Aim:
Where a line holds "Wien", copy it.

Extracted material:
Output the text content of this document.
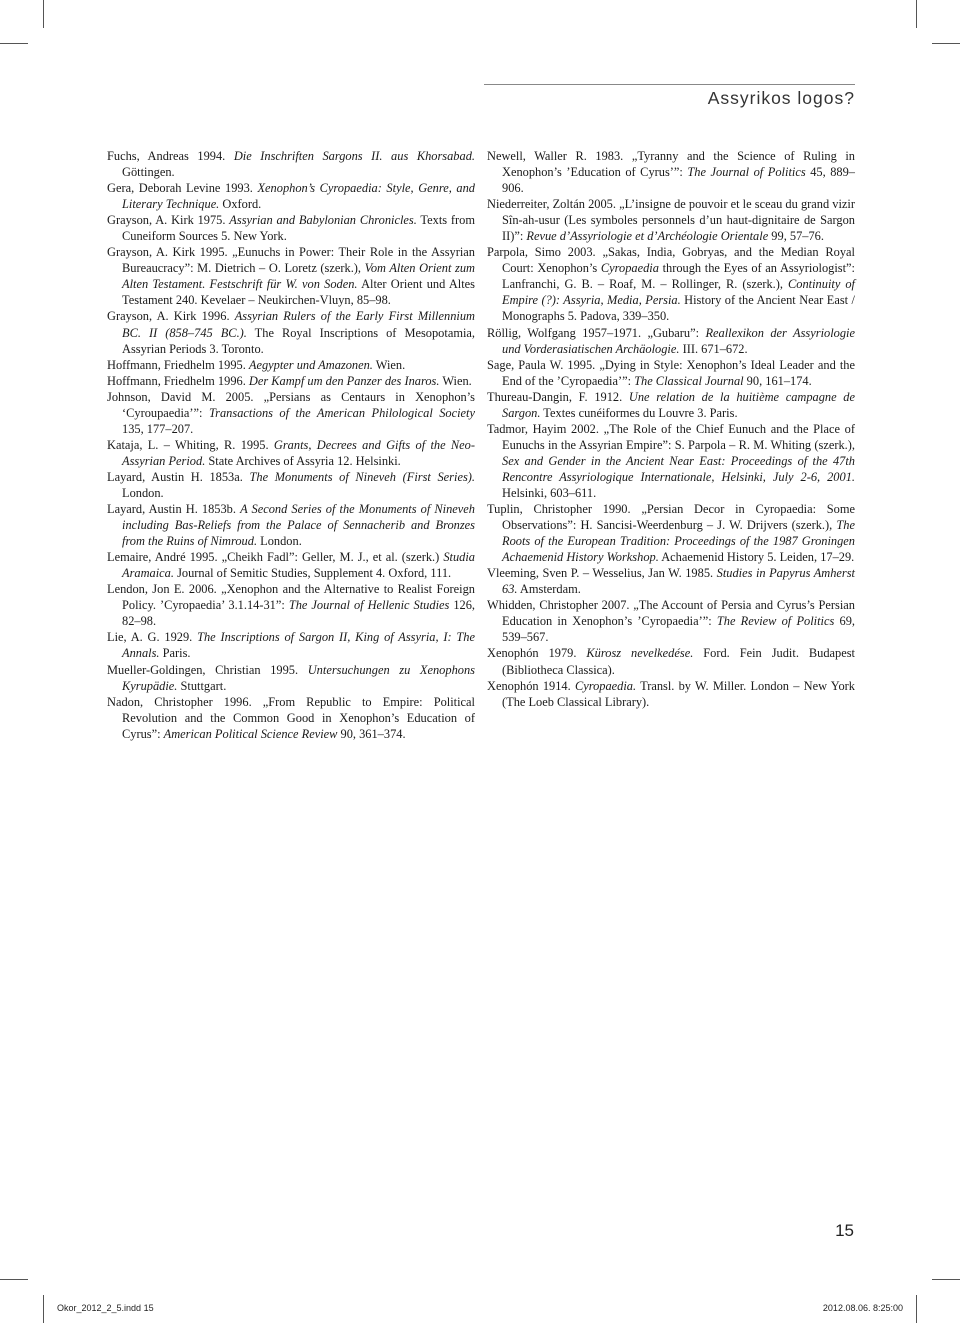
Assyrikos logos?

Fuchs, Andreas 1994. Die Inschriften Sargons II. aus Khorsabad. Göttingen.

Gera, Deborah Levine 1993. Xenophon’s Cyropaedia: Style, Genre, and Literary Technique. Oxford.

Grayson, A. Kirk 1975. Assyrian and Babylonian Chronicles. Texts from Cuneiform Sources 5. New York.

Grayson, A. Kirk 1995. „Eunuchs in Power: Their Role in the Assyrian Bureaucracy”: M. Dietrich – O. Loretz (szerk.), Vom Alten Orient zum Alten Testament. Festschrift für W. von Soden. Alter Orient und Altes Testament 240. Kevelaer – Neukirchen-Vluyn, 85–98.

Grayson, A. Kirk 1996. Assyrian Rulers of the Early First Millennium BC. II (858–745 BC.). The Royal Inscriptions of Mesopotamia, Assyrian Periods 3. Toronto.

Hoffmann, Friedhelm 1995. Aegypter und Amazonen. Wien.

Hoffmann, Friedhelm 1996. Der Kampf um den Panzer des Inaros. Wien.

Johnson, David M. 2005. „Persians as Centaurs in Xenophon’s ‘Cyroupaedia’”: Transactions of the American Philological Society 135, 177–207.

Kataja, L. – Whiting, R. 1995. Grants, Decrees and Gifts of the Neo-Assyrian Period. State Archives of Assyria 12. Helsinki.

Layard, Austin H. 1853a. The Monuments of Nineveh (First Series). London.

Layard, Austin H. 1853b. A Second Series of the Monuments of Nineveh including Bas-Reliefs from the Palace of Sennacherib and Bronzes from the Ruins of Nimroud. London.

Lemaire, André 1995. „Cheikh Fadl”: Geller, M. J., et al. (szerk.) Studia Aramaica. Journal of Semitic Studies, Supplement 4. Oxford, 111.

Lendon, Jon E. 2006. „Xenophon and the Alternative to Realist Foreign Policy. ’Cyropaedia’ 3.1.14-31”: The Journal of Hellenic Studies 126, 82–98.

Lie, A. G. 1929. The Inscriptions of Sargon II, King of Assyria, I: The Annals. Paris.

Mueller-Goldingen, Christian 1995. Untersuchungen zu Xenophons Kyrupädie. Stuttgart.

Nadon, Christopher 1996. „From Republic to Empire: Political Revolution and the Common Good in Xenophon’s Education of Cyrus”: American Political Science Review 90, 361–374.

Newell, Waller R. 1983. „Tyranny and the Science of Ruling in Xenophon’s ’Education of Cyrus’”: The Journal of Politics 45, 889–906.

Niederreiter, Zoltán 2005. „L’insigne de pouvoir et le sceau du grand vizir Sîn-ah-usur (Les symboles personnels d’un haut-dignitaire de Sargon II)”: Revue d’Assyriologie et d’Archéologie Orientale 99, 57–76.

Parpola, Simo 2003. „Sakas, India, Gobryas, and the Median Royal Court: Xenophon’s Cyropaedia through the Eyes of an Assyriologist”: Lanfranchi, G. B. – Roaf, M. – Rollinger, R. (szerk.), Continuity of Empire (?): Assyria, Media, Persia. History of the Ancient Near East / Monographs 5. Padova, 339–350.

Röllig, Wolfgang 1957–1971. „Gubaru”: Reallexikon der Assyriologie und Vorderasiatischen Archäologie. III. 671–672.

Sage, Paula W. 1995. „Dying in Style: Xenophon’s Ideal Leader and the End of the ’Cyropaedia’”: The Classical Journal 90, 161–174.

Thureau-Dangin, F. 1912. Une relation de la huitième campagne de Sargon. Textes cunéiformes du Louvre 3. Paris.

Tadmor, Hayim 2002. „The Role of the Chief Eunuch and the Place of Eunuchs in the Assyrian Empire”: S. Parpola – R. M. Whiting (szerk.), Sex and Gender in the Ancient Near East: Proceedings of the 47th Rencontre Assyriologique Internationale, Helsinki, July 2-6, 2001. Helsinki, 603–611.

Tuplin, Christopher 1990. „Persian Decor in Cyropaedia: Some Observations”: H. Sancisi-Weerdenburg – J. W. Drijvers (szerk.), The Roots of the European Tradition: Proceedings of the 1987 Groningen Achaemenid History Workshop. Achaemenid History 5. Leiden, 17–29.

Vleeming, Sven P. – Wesselius, Jan W. 1985. Studies in Papyrus Amherst 63. Amsterdam.

Whidden, Christopher 2007. „The Account of Persia and Cyrus’s Persian Education in Xenophon’s ’Cyropaedia’”: The Review of Politics 69, 539–567.

Xenophón 1979. Kürosz nevelkedése. Ford. Fein Judit. Budapest (Bibliotheca Classica).

Xenophón 1914. Cyropaedia. Transl. by W. Miller. London – New York (The Loeb Classical Library).

15
Okor_2012_2_5.indd 15	2012.08.06. 8:25:00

Task solution:
Hoffmann, Friedhelm 1995. Aegypter und Amazonen. Wien.
Hoffmann, Friedhelm 1996. Der Kampf um den Panzer des Inaros. Wien.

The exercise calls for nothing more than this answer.